Exercise goal – Render the lines of the material as a Markdown table with columns "Row" and "Entry", starting with the line that contains "table-header-row: 序号 名称 参数 [0, 264, 698, 289]" and continuing through the line that contains "connector-line [16, 146, 17, 212]". Leave out blank lines and give only those lines.

Information provided –
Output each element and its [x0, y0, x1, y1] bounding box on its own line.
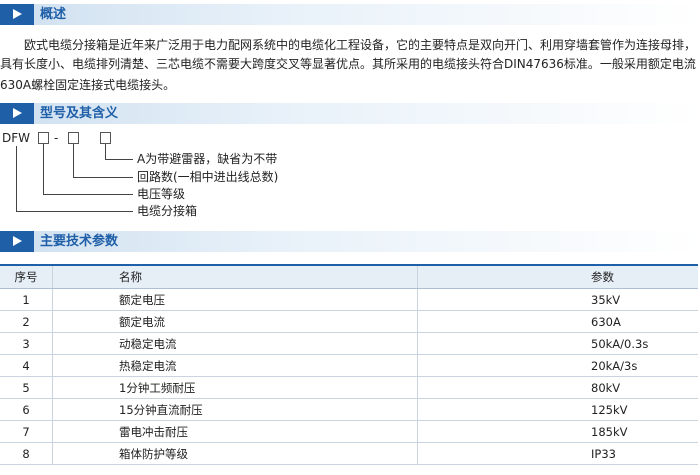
table-header-row: 序号 名称 参数 [0, 264, 698, 289]
cell-name: 15分钟直流耐压 [52, 398, 418, 421]
play-arrow-icon [0, 231, 34, 252]
header-name: 名称 [52, 264, 418, 289]
connector-line [73, 144, 74, 178]
code-box-voltage [38, 132, 49, 144]
connector-line [16, 146, 17, 212]
table-row: 5 1分钟工频耐压 80kV [0, 376, 698, 399]
section-header-params: 主要技术参数 [0, 231, 700, 252]
table-row: 8 箱体防护等级 IP33 [0, 442, 698, 465]
table-row: 4 热稳定电流 20kA/3s [0, 354, 698, 377]
overview-line-2: 具有长度小、电缆排列清楚、三芯电缆不需要大跨度交叉等显著优点。其所采用的电缆接头… [0, 57, 696, 71]
label-circuits: 回路数(一相中进出线总数) [137, 170, 279, 184]
play-arrow-icon [0, 103, 34, 124]
section-header-model: 型号及其含义 [0, 103, 700, 124]
cell-index: 8 [0, 442, 53, 465]
cell-index: 5 [0, 376, 53, 399]
cell-index: 3 [0, 332, 53, 355]
section-title: 型号及其含义 [40, 106, 119, 121]
cell-value: IP33 [417, 442, 698, 465]
cell-value: 50kA/0.3s [417, 332, 698, 355]
cell-name: 1分钟工频耐压 [52, 376, 418, 399]
cell-index: 1 [0, 288, 53, 311]
cell-index: 7 [0, 420, 53, 443]
code-box-arrester [100, 132, 111, 144]
cell-value: 35kV [417, 288, 698, 311]
section-title: 主要技术参数 [40, 234, 119, 249]
cell-index: 2 [0, 310, 53, 333]
label-box-type: 电缆分接箱 [137, 204, 198, 218]
section-title: 概述 [40, 7, 67, 22]
connector-line [105, 144, 106, 160]
params-table: 序号 名称 参数 1 额定电压 35kV 2 额定电流 630A 3 动稳定电流… [0, 264, 698, 465]
header-index: 序号 [0, 264, 53, 289]
cell-name: 箱体防护等级 [52, 442, 418, 465]
connector-line [105, 159, 133, 160]
connector-line [43, 144, 44, 195]
cell-value: 125kV [417, 398, 698, 421]
cell-name: 雷电冲击耐压 [52, 420, 418, 443]
play-arrow-icon [0, 4, 34, 25]
cell-name: 动稳定电流 [52, 332, 418, 355]
overview-line-1: 欧式电缆分接箱是近年来广泛用于电力配网系统中的电缆化工程设备，它的主要特点是双向… [0, 38, 697, 52]
cell-index: 6 [0, 398, 53, 421]
connector-line [16, 211, 133, 212]
section-header-overview: 概述 [0, 4, 700, 25]
cell-value: 20kA/3s [417, 354, 698, 377]
code-dash: - [54, 131, 59, 145]
label-arrester: A为带避雷器，缺省为不带 [137, 152, 278, 166]
model-prefix: DFW [2, 131, 31, 145]
cell-name: 额定电流 [52, 310, 418, 333]
cell-name: 额定电压 [52, 288, 418, 311]
header-value: 参数 [417, 264, 698, 289]
connector-line [43, 194, 133, 195]
connector-line [73, 177, 133, 178]
cell-value: 185kV [417, 420, 698, 443]
cell-value: 630A [417, 310, 698, 333]
table-row: 7 雷电冲击耐压 185kV [0, 420, 698, 443]
cell-index: 4 [0, 354, 53, 377]
table-row: 6 15分钟直流耐压 125kV [0, 398, 698, 421]
overview-line-3: 630A螺栓固定连接式电缆接头。 [0, 78, 176, 92]
table-row: 2 额定电流 630A [0, 310, 698, 333]
cell-name: 热稳定电流 [52, 354, 418, 377]
table-row: 3 动稳定电流 50kA/0.3s [0, 332, 698, 355]
cell-value: 80kV [417, 376, 698, 399]
table-row: 1 额定电压 35kV [0, 288, 698, 311]
code-box-circuits [68, 132, 79, 144]
label-voltage: 电压等级 [137, 187, 186, 201]
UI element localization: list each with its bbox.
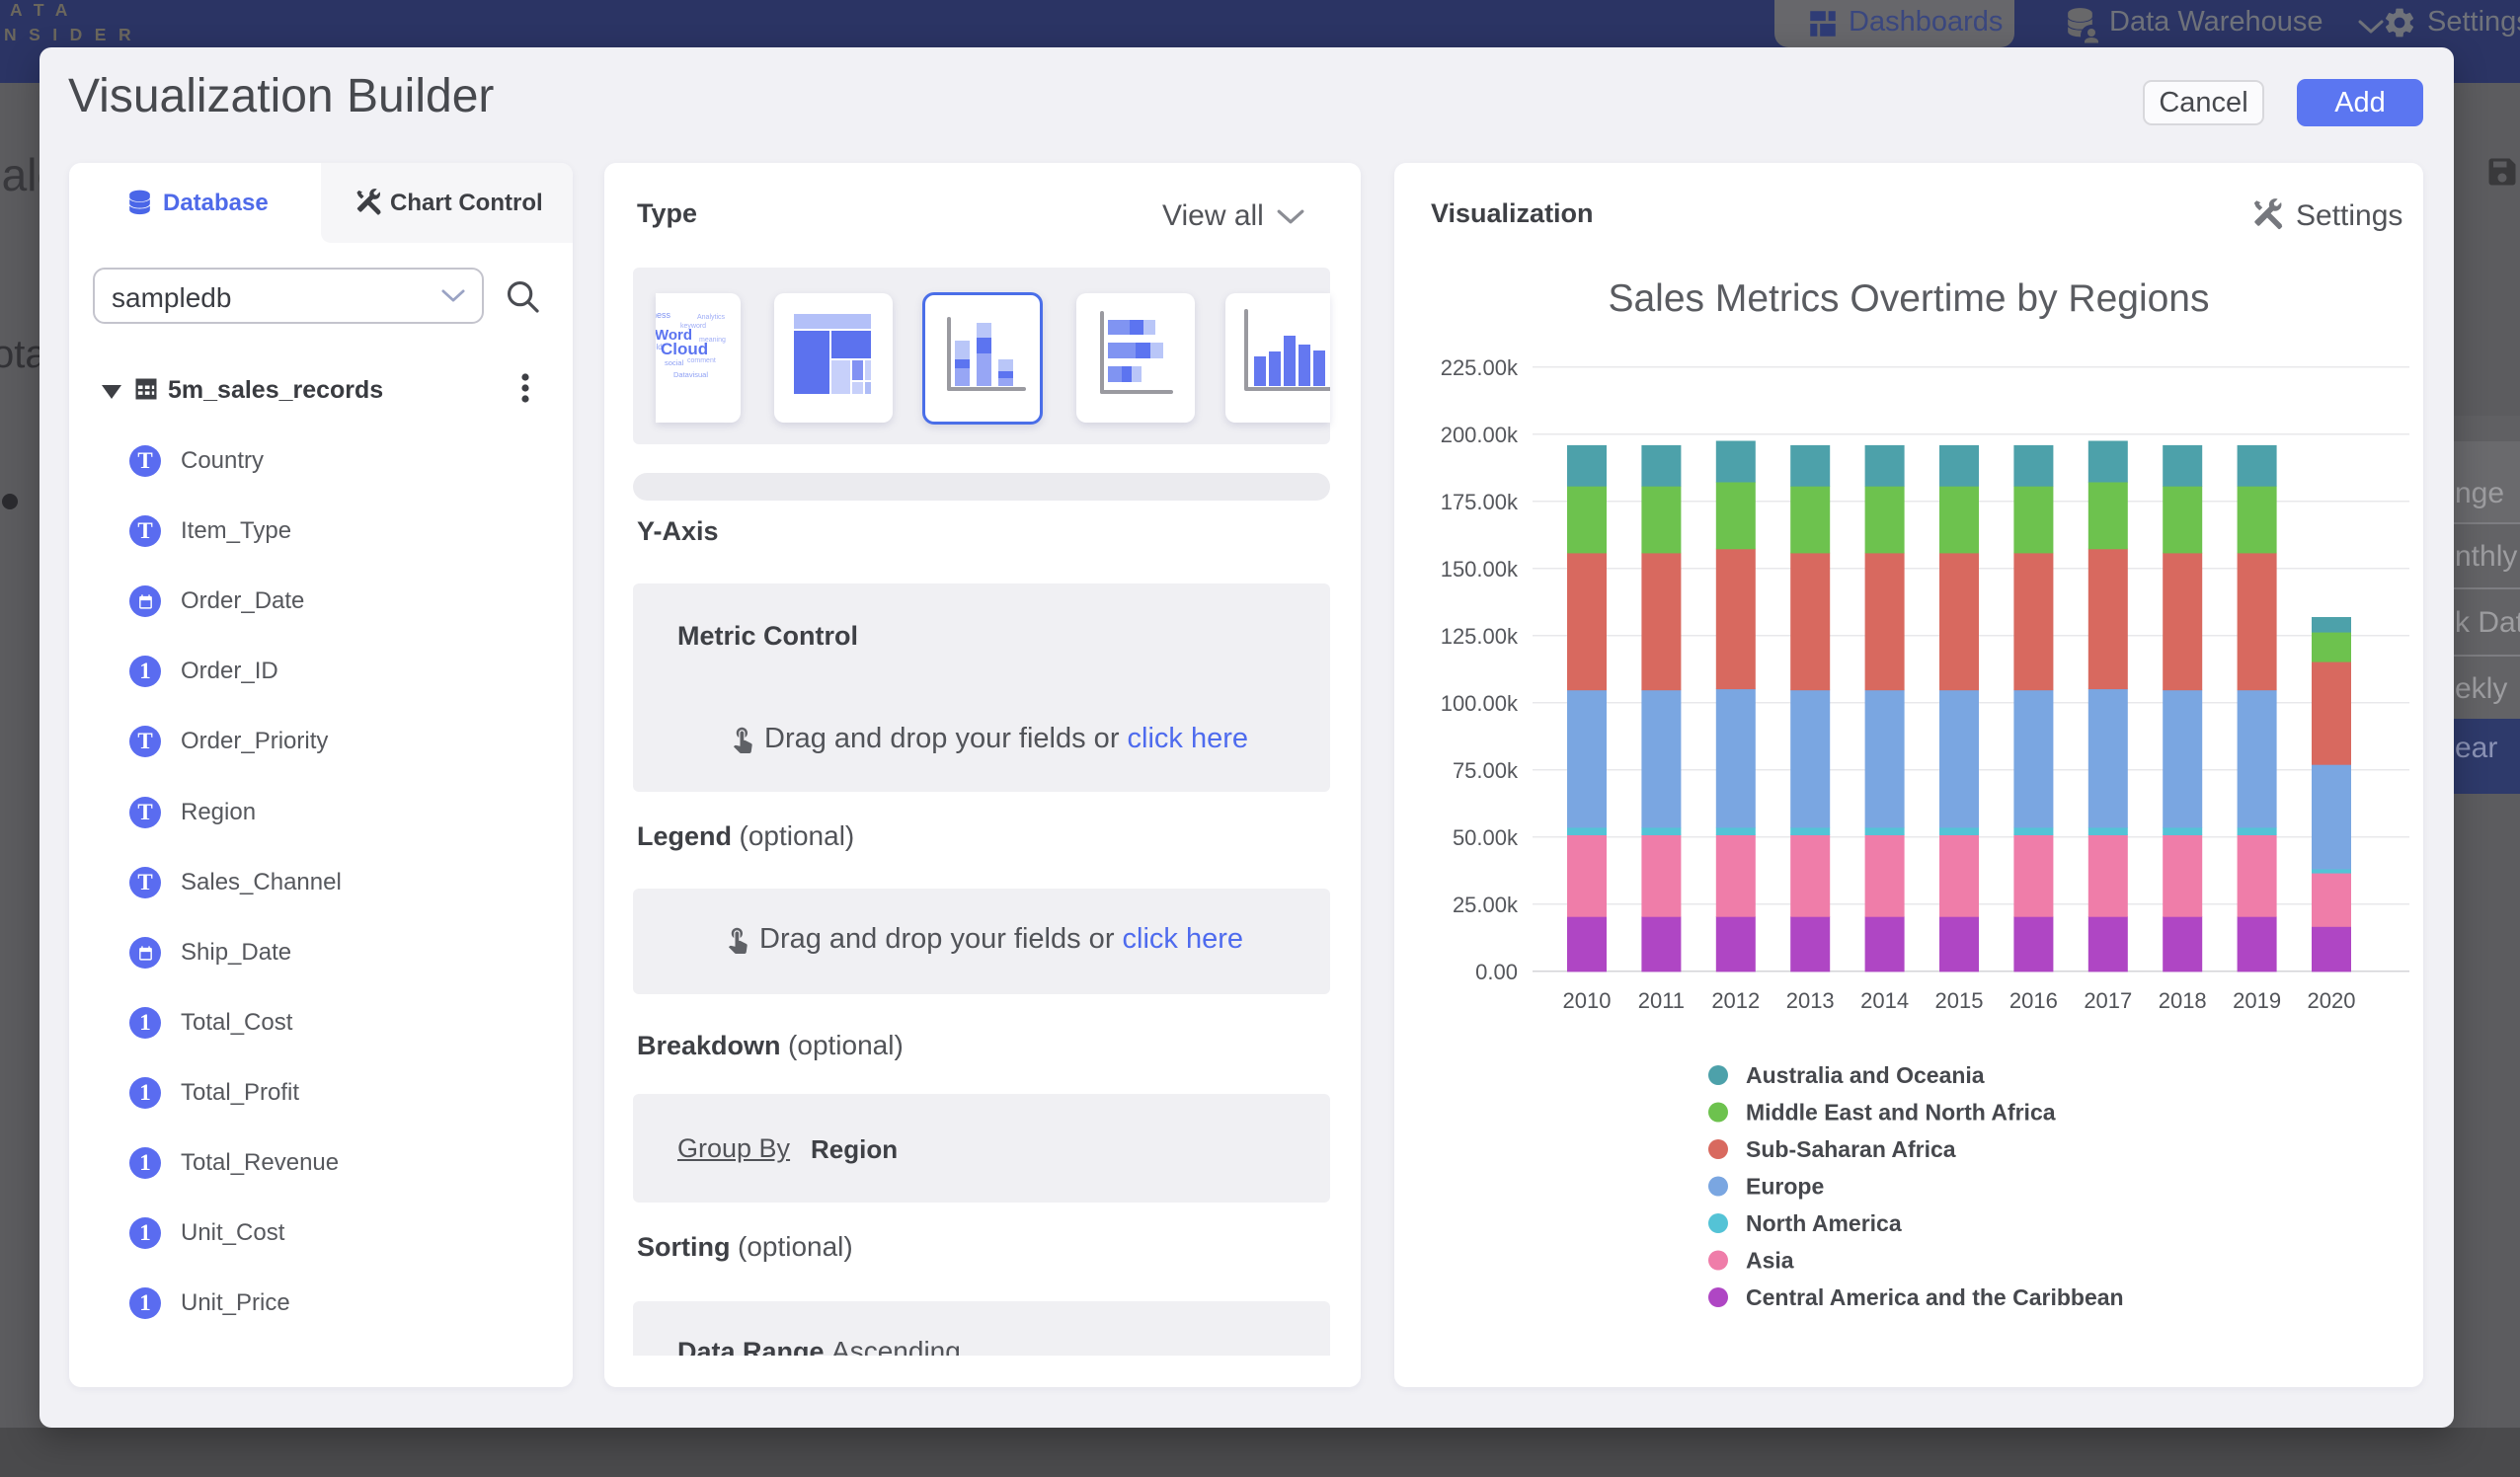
svg-text:175.00k: 175.00k — [1441, 490, 1519, 514]
svg-text:2010: 2010 — [1563, 988, 1612, 1013]
svg-text:2014: 2014 — [1860, 988, 1909, 1013]
svg-text:2013: 2013 — [1786, 988, 1835, 1013]
svg-text:50.00k: 50.00k — [1453, 825, 1519, 850]
svg-text:2012: 2012 — [1711, 988, 1760, 1013]
svg-text:2017: 2017 — [2084, 988, 2132, 1013]
svg-text:75.00k: 75.00k — [1453, 758, 1519, 783]
svg-text:Europe: Europe — [1746, 1174, 1824, 1200]
svg-text:150.00k: 150.00k — [1441, 557, 1519, 582]
svg-text:2018: 2018 — [2159, 988, 2207, 1013]
svg-text:Sub-Saharan Africa: Sub-Saharan Africa — [1746, 1136, 1956, 1162]
svg-text:Asia: Asia — [1746, 1248, 1794, 1274]
svg-text:Central America and the Caribb: Central America and the Caribbean — [1746, 1284, 2124, 1310]
svg-text:2019: 2019 — [2233, 988, 2281, 1013]
svg-text:2020: 2020 — [2308, 988, 2356, 1013]
svg-text:200.00k: 200.00k — [1441, 423, 1519, 447]
svg-text:Middle East and North Africa: Middle East and North Africa — [1746, 1100, 2056, 1126]
svg-text:2015: 2015 — [1935, 988, 1984, 1013]
svg-text:North America: North America — [1746, 1210, 1902, 1236]
svg-text:0.00: 0.00 — [1475, 960, 1518, 984]
svg-text:2016: 2016 — [2009, 988, 2058, 1013]
svg-text:2011: 2011 — [1638, 988, 1685, 1013]
svg-text:Australia and Oceania: Australia and Oceania — [1746, 1062, 1985, 1088]
svg-text:225.00k: 225.00k — [1441, 355, 1519, 380]
svg-text:25.00k: 25.00k — [1453, 893, 1519, 917]
svg-text:125.00k: 125.00k — [1441, 624, 1519, 649]
svg-text:100.00k: 100.00k — [1441, 691, 1519, 716]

Written response –
| Row | Entry |
|---|---|
| 1 | table-header-row: 序号 名称 参数 [0, 264, 698, 289] |
| 2 | cell-name: 15分钟直流耐压 [52, 398, 418, 421] |
| 3 | play-arrow-icon [0, 231, 34, 252] |
| 4 | header-name: 名称 [52, 264, 418, 289] |
| 5 | connector-line [73, 144, 74, 178] |
| 6 | code-box-voltage [38, 132, 49, 144] |
| 7 | connector-line [16, 146, 17, 212] |